Start Data excerpts
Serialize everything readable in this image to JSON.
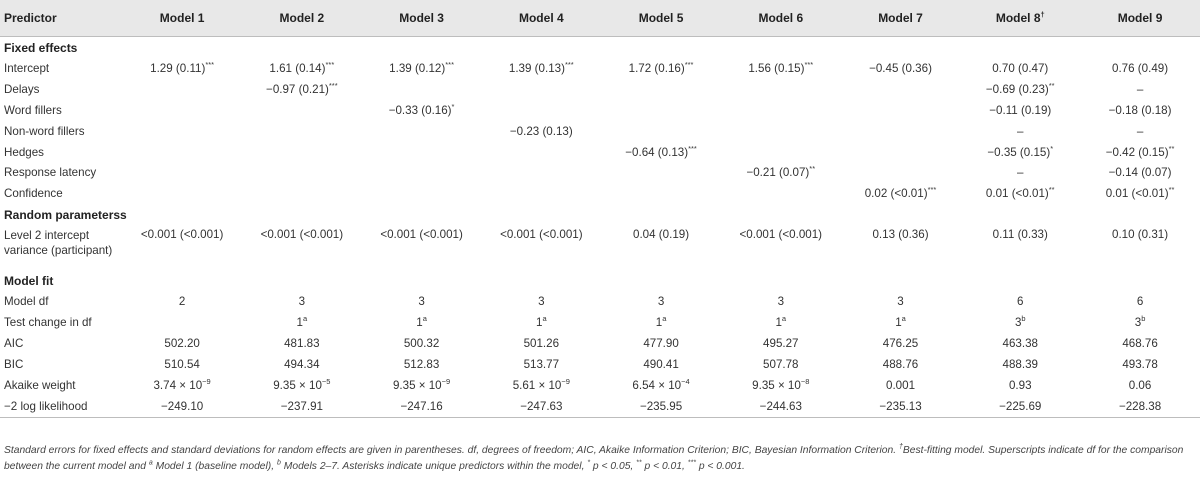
{
  "table": {
    "header": {
      "predictor": "Predictor",
      "models": [
        {
          "label": "Model 1",
          "sup": ""
        },
        {
          "label": "Model 2",
          "sup": ""
        },
        {
          "label": "Model 3",
          "sup": ""
        },
        {
          "label": "Model 4",
          "sup": ""
        },
        {
          "label": "Model 5",
          "sup": ""
        },
        {
          "label": "Model 6",
          "sup": ""
        },
        {
          "label": "Model 7",
          "sup": ""
        },
        {
          "label": "Model 8",
          "sup": "†"
        },
        {
          "label": "Model 9",
          "sup": ""
        }
      ]
    },
    "sections": [
      {
        "title": "Fixed effects",
        "rows": [
          {
            "label": "Intercept",
            "cells": [
              {
                "v": "1.29 (0.11)",
                "s": "***"
              },
              {
                "v": "1.61 (0.14)",
                "s": "***"
              },
              {
                "v": "1.39 (0.12)",
                "s": "***"
              },
              {
                "v": "1.39 (0.13)",
                "s": "***"
              },
              {
                "v": "1.72 (0.16)",
                "s": "***"
              },
              {
                "v": "1.56 (0.15)",
                "s": "***"
              },
              {
                "v": "−0.45 (0.36)",
                "s": ""
              },
              {
                "v": "0.70 (0.47)",
                "s": ""
              },
              {
                "v": "0.76 (0.49)",
                "s": ""
              }
            ]
          },
          {
            "label": "Delays",
            "cells": [
              {
                "v": "",
                "s": ""
              },
              {
                "v": "−0.97 (0.21)",
                "s": "***"
              },
              {
                "v": "",
                "s": ""
              },
              {
                "v": "",
                "s": ""
              },
              {
                "v": "",
                "s": ""
              },
              {
                "v": "",
                "s": ""
              },
              {
                "v": "",
                "s": ""
              },
              {
                "v": "−0.69 (0.23)",
                "s": "**"
              },
              {
                "v": "–",
                "s": ""
              }
            ]
          },
          {
            "label": "Word fillers",
            "cells": [
              {
                "v": "",
                "s": ""
              },
              {
                "v": "",
                "s": ""
              },
              {
                "v": "−0.33 (0.16)",
                "s": "*"
              },
              {
                "v": "",
                "s": ""
              },
              {
                "v": "",
                "s": ""
              },
              {
                "v": "",
                "s": ""
              },
              {
                "v": "",
                "s": ""
              },
              {
                "v": "−0.11 (0.19)",
                "s": ""
              },
              {
                "v": "−0.18 (0.18)",
                "s": ""
              }
            ]
          },
          {
            "label": "Non-word fillers",
            "cells": [
              {
                "v": "",
                "s": ""
              },
              {
                "v": "",
                "s": ""
              },
              {
                "v": "",
                "s": ""
              },
              {
                "v": "−0.23 (0.13)",
                "s": ""
              },
              {
                "v": "",
                "s": ""
              },
              {
                "v": "",
                "s": ""
              },
              {
                "v": "",
                "s": ""
              },
              {
                "v": "–",
                "s": ""
              },
              {
                "v": "–",
                "s": ""
              }
            ]
          },
          {
            "label": "Hedges",
            "cells": [
              {
                "v": "",
                "s": ""
              },
              {
                "v": "",
                "s": ""
              },
              {
                "v": "",
                "s": ""
              },
              {
                "v": "",
                "s": ""
              },
              {
                "v": "−0.64 (0.13)",
                "s": "***"
              },
              {
                "v": "",
                "s": ""
              },
              {
                "v": "",
                "s": ""
              },
              {
                "v": "−0.35 (0.15)",
                "s": "*"
              },
              {
                "v": "−0.42 (0.15)",
                "s": "**"
              }
            ]
          },
          {
            "label": "Response latency",
            "cells": [
              {
                "v": "",
                "s": ""
              },
              {
                "v": "",
                "s": ""
              },
              {
                "v": "",
                "s": ""
              },
              {
                "v": "",
                "s": ""
              },
              {
                "v": "",
                "s": ""
              },
              {
                "v": "−0.21 (0.07)",
                "s": "**"
              },
              {
                "v": "",
                "s": ""
              },
              {
                "v": "–",
                "s": ""
              },
              {
                "v": "−0.14 (0.07)",
                "s": ""
              }
            ]
          },
          {
            "label": "Confidence",
            "cells": [
              {
                "v": "",
                "s": ""
              },
              {
                "v": "",
                "s": ""
              },
              {
                "v": "",
                "s": ""
              },
              {
                "v": "",
                "s": ""
              },
              {
                "v": "",
                "s": ""
              },
              {
                "v": "",
                "s": ""
              },
              {
                "v": "0.02 (<0.01)",
                "s": "***"
              },
              {
                "v": "0.01 (<0.01)",
                "s": "**"
              },
              {
                "v": "0.01 (<0.01)",
                "s": "**"
              }
            ]
          }
        ]
      },
      {
        "title": "Random parameterss",
        "rows": [
          {
            "label": "Level 2 intercept variance (participant)",
            "tall": true,
            "cells": [
              {
                "v": "<0.001 (<0.001)",
                "s": ""
              },
              {
                "v": "<0.001 (<0.001)",
                "s": ""
              },
              {
                "v": "<0.001 (<0.001)",
                "s": ""
              },
              {
                "v": "<0.001 (<0.001)",
                "s": ""
              },
              {
                "v": "0.04 (0.19)",
                "s": ""
              },
              {
                "v": "<0.001 (<0.001)",
                "s": ""
              },
              {
                "v": "0.13 (0.36)",
                "s": ""
              },
              {
                "v": "0.11 (0.33)",
                "s": ""
              },
              {
                "v": "0.10 (0.31)",
                "s": ""
              }
            ]
          }
        ]
      },
      {
        "title": "Model fit",
        "rows": [
          {
            "label": "Model df",
            "cells": [
              {
                "v": "2",
                "s": ""
              },
              {
                "v": "3",
                "s": ""
              },
              {
                "v": "3",
                "s": ""
              },
              {
                "v": "3",
                "s": ""
              },
              {
                "v": "3",
                "s": ""
              },
              {
                "v": "3",
                "s": ""
              },
              {
                "v": "3",
                "s": ""
              },
              {
                "v": "6",
                "s": ""
              },
              {
                "v": "6",
                "s": ""
              }
            ]
          },
          {
            "label": "Test change in df",
            "cells": [
              {
                "v": "",
                "s": ""
              },
              {
                "v": "1",
                "s": "a"
              },
              {
                "v": "1",
                "s": "a"
              },
              {
                "v": "1",
                "s": "a"
              },
              {
                "v": "1",
                "s": "a"
              },
              {
                "v": "1",
                "s": "a"
              },
              {
                "v": "1",
                "s": "a"
              },
              {
                "v": "3",
                "s": "b"
              },
              {
                "v": "3",
                "s": "b"
              }
            ]
          },
          {
            "label": "AIC",
            "cells": [
              {
                "v": "502.20",
                "s": ""
              },
              {
                "v": "481.83",
                "s": ""
              },
              {
                "v": "500.32",
                "s": ""
              },
              {
                "v": "501.26",
                "s": ""
              },
              {
                "v": "477.90",
                "s": ""
              },
              {
                "v": "495.27",
                "s": ""
              },
              {
                "v": "476.25",
                "s": ""
              },
              {
                "v": "463.38",
                "s": ""
              },
              {
                "v": "468.76",
                "s": ""
              }
            ]
          },
          {
            "label": "BIC",
            "cells": [
              {
                "v": "510.54",
                "s": ""
              },
              {
                "v": "494.34",
                "s": ""
              },
              {
                "v": "512.83",
                "s": ""
              },
              {
                "v": "513.77",
                "s": ""
              },
              {
                "v": "490.41",
                "s": ""
              },
              {
                "v": "507.78",
                "s": ""
              },
              {
                "v": "488.76",
                "s": ""
              },
              {
                "v": "488.39",
                "s": ""
              },
              {
                "v": "493.78",
                "s": ""
              }
            ]
          },
          {
            "label": "Akaike weight",
            "cells": [
              {
                "v": "3.74 × 10",
                "s": "−9"
              },
              {
                "v": "9.35 × 10",
                "s": "−5"
              },
              {
                "v": "9.35 × 10",
                "s": "−9"
              },
              {
                "v": "5.61 × 10",
                "s": "−9"
              },
              {
                "v": "6.54 × 10",
                "s": "−4"
              },
              {
                "v": "9.35 × 10",
                "s": "−8"
              },
              {
                "v": "0.001",
                "s": ""
              },
              {
                "v": "0.93",
                "s": ""
              },
              {
                "v": "0.06",
                "s": ""
              }
            ]
          },
          {
            "label": "−2 log likelihood",
            "last": true,
            "cells": [
              {
                "v": "−249.10",
                "s": ""
              },
              {
                "v": "−237.91",
                "s": ""
              },
              {
                "v": "−247.16",
                "s": ""
              },
              {
                "v": "−247.63",
                "s": ""
              },
              {
                "v": "−235.95",
                "s": ""
              },
              {
                "v": "−244.63",
                "s": ""
              },
              {
                "v": "−235.13",
                "s": ""
              },
              {
                "v": "−225.69",
                "s": ""
              },
              {
                "v": "−228.38",
                "s": ""
              }
            ]
          }
        ]
      }
    ]
  },
  "footnote": {
    "line1": "Standard errors for fixed effects and standard deviations for random effects are given in parentheses. df, degrees of freedom; AIC, Akaike Information Criterion; BIC, Bayesian Information Criterion.",
    "dagger": "†",
    "line1_tail": "Best-fitting model.",
    "line2_a": "Superscripts indicate df for the comparison between the current model and",
    "sup_a": "a",
    "line2_b": "Model 1 (baseline model),",
    "sup_b": "b",
    "line2_c": "Models 2–7. Asterisks indicate unique predictors within the model,",
    "star1": "*",
    "p1": "p < 0.05,",
    "star2": "**",
    "p2": "p < 0.01,",
    "star3": "***",
    "p3": "p < 0.001."
  }
}
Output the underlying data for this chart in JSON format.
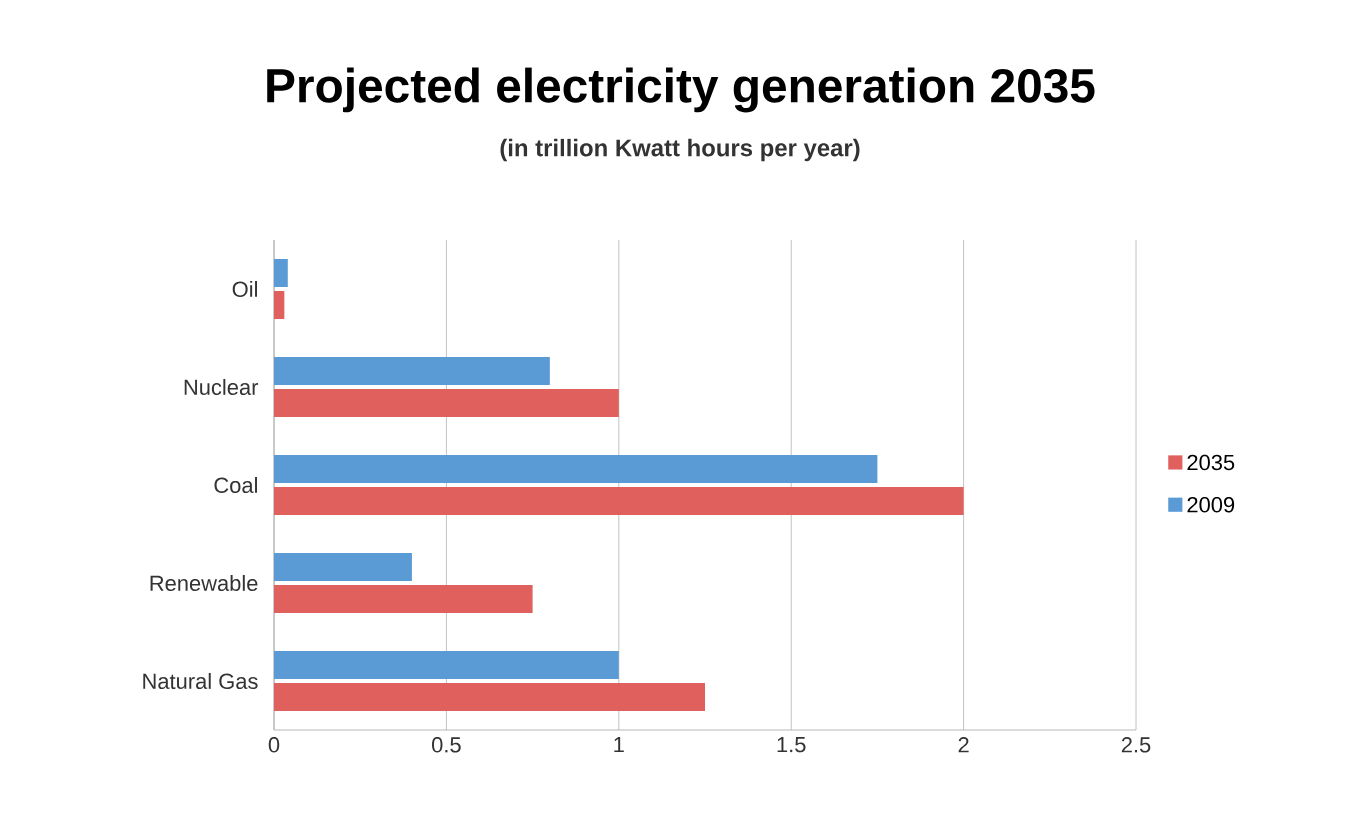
End Data excerpts
[Task prompt]
Look over the records above and copy each line that includes the string "effects".

[Exercise result]
        "title": "Fixed effects",
    "line1": "Standard errors for fixed effects and standard deviations for random effects are given in parentheses. df, degrees of freedom; AIC, Akaike Information Criterion; BIC, Bayesian Information Criterion.",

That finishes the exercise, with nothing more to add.